▼

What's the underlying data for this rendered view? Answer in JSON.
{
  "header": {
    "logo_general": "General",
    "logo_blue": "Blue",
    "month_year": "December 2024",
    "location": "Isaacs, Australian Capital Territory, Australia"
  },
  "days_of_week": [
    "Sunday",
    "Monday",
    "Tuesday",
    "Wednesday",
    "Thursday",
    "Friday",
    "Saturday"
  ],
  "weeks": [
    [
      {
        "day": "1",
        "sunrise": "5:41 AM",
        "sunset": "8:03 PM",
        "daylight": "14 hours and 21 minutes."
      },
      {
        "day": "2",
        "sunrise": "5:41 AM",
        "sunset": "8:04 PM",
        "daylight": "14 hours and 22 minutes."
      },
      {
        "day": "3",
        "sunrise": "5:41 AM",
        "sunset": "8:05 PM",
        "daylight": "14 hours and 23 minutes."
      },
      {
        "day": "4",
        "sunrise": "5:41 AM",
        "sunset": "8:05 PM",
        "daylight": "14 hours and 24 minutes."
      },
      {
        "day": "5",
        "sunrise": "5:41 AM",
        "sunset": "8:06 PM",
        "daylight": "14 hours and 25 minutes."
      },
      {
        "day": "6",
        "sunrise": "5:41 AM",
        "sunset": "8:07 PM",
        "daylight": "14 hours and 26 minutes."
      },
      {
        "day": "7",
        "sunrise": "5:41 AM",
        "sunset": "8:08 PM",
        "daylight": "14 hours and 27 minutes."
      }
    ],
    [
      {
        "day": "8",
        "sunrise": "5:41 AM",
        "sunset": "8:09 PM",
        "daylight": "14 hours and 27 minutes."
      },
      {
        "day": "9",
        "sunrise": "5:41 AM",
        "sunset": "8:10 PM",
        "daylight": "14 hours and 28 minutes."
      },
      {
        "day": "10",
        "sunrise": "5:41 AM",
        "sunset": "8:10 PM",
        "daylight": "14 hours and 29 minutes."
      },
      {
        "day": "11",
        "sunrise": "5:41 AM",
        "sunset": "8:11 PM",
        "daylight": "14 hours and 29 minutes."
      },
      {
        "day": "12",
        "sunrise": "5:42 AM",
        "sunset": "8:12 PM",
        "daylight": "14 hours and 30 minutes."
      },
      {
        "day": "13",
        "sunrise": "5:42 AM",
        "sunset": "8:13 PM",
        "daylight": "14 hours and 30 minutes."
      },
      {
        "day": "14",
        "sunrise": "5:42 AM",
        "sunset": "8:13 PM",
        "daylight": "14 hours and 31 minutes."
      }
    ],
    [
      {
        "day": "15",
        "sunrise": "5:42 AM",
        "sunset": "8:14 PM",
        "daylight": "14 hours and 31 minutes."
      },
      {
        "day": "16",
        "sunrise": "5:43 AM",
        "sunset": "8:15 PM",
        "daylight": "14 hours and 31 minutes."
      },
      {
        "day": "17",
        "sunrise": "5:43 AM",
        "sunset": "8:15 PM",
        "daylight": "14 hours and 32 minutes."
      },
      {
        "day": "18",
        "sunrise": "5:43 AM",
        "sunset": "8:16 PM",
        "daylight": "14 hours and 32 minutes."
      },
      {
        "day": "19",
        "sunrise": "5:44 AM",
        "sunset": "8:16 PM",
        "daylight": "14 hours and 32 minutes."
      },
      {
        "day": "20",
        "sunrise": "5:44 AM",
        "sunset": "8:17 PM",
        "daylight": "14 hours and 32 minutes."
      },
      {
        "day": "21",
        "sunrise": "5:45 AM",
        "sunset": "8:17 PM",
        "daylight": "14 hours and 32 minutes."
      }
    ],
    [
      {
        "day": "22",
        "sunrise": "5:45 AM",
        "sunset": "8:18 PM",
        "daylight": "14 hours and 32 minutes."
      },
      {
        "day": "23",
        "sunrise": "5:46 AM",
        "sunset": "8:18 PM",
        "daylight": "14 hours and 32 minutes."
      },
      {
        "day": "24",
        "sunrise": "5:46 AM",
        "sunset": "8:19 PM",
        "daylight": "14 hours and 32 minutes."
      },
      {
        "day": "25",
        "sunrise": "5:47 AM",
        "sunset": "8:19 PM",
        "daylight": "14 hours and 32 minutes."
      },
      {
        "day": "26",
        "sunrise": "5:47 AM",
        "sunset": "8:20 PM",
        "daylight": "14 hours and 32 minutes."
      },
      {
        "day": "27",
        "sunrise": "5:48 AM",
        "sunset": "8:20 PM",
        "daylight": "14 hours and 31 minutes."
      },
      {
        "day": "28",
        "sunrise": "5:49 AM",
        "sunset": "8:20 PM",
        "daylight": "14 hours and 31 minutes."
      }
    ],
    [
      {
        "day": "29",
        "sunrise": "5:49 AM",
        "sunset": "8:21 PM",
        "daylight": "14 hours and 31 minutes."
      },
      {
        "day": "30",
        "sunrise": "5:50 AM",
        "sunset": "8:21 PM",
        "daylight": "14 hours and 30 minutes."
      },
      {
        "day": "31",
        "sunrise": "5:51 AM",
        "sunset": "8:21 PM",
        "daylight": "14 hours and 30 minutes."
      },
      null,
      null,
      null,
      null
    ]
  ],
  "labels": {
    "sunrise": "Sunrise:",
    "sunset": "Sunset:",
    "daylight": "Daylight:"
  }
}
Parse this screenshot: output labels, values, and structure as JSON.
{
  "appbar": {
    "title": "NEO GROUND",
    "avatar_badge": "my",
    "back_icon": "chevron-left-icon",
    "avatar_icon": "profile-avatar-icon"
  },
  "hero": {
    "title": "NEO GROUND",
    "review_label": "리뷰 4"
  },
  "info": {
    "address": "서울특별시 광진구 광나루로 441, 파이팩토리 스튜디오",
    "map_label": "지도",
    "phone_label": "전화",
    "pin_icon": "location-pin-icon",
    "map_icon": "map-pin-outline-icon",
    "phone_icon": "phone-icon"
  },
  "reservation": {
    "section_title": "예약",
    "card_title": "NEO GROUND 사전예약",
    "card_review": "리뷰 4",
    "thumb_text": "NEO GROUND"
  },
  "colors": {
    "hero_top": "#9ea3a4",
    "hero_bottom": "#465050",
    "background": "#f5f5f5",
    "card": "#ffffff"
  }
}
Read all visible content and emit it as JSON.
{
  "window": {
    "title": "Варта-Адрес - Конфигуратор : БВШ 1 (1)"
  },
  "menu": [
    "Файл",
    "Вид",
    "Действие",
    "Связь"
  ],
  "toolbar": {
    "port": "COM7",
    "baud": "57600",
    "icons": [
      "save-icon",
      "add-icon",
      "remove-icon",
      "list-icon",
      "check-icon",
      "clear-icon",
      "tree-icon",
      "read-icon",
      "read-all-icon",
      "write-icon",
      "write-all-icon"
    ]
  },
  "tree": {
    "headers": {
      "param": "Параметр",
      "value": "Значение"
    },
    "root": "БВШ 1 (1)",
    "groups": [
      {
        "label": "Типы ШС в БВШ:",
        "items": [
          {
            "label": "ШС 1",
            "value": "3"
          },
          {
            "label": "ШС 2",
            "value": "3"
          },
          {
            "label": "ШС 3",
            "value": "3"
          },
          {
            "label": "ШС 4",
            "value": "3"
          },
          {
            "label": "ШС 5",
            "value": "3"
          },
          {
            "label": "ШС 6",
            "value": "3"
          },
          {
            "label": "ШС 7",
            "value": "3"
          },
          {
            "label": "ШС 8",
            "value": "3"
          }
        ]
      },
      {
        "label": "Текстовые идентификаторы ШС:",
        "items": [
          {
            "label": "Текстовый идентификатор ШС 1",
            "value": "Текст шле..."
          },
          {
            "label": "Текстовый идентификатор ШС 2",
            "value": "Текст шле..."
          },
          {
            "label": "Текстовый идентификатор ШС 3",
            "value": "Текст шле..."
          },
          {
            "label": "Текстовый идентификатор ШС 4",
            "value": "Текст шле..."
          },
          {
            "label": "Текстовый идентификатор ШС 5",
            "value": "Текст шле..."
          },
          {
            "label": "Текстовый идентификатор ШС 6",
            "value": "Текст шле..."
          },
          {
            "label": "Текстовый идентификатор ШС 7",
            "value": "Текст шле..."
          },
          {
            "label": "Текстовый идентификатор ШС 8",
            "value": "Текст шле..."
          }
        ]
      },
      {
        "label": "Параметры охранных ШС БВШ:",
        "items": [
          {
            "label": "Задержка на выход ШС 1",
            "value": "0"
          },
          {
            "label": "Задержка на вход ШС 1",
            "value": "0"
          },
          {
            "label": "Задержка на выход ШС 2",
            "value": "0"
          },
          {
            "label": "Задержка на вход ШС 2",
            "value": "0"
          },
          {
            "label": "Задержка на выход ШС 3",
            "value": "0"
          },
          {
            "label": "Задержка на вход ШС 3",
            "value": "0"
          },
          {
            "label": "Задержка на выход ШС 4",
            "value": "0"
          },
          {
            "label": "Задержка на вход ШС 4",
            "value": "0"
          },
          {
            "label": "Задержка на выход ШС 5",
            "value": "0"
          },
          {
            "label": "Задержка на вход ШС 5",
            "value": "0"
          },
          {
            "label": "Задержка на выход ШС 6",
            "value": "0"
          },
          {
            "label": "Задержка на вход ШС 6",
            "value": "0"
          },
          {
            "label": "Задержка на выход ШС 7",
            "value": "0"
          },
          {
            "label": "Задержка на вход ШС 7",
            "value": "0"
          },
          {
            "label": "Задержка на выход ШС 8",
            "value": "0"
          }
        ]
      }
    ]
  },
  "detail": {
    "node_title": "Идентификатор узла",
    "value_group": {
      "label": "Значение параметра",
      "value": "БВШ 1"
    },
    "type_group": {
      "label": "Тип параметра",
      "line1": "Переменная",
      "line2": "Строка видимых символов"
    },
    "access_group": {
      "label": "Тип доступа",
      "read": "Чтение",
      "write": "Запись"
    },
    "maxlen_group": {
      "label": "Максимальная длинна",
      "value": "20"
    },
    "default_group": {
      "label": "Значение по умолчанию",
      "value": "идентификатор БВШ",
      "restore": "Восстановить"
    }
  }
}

▲

### EXERCISE GOAL
Report each line in the preceding entries that holds the string "Значение".

### TASK SOLUTION
      "value": "Значение"
      "label": "Значение параметра",
      "label": "Значение по умолчанию",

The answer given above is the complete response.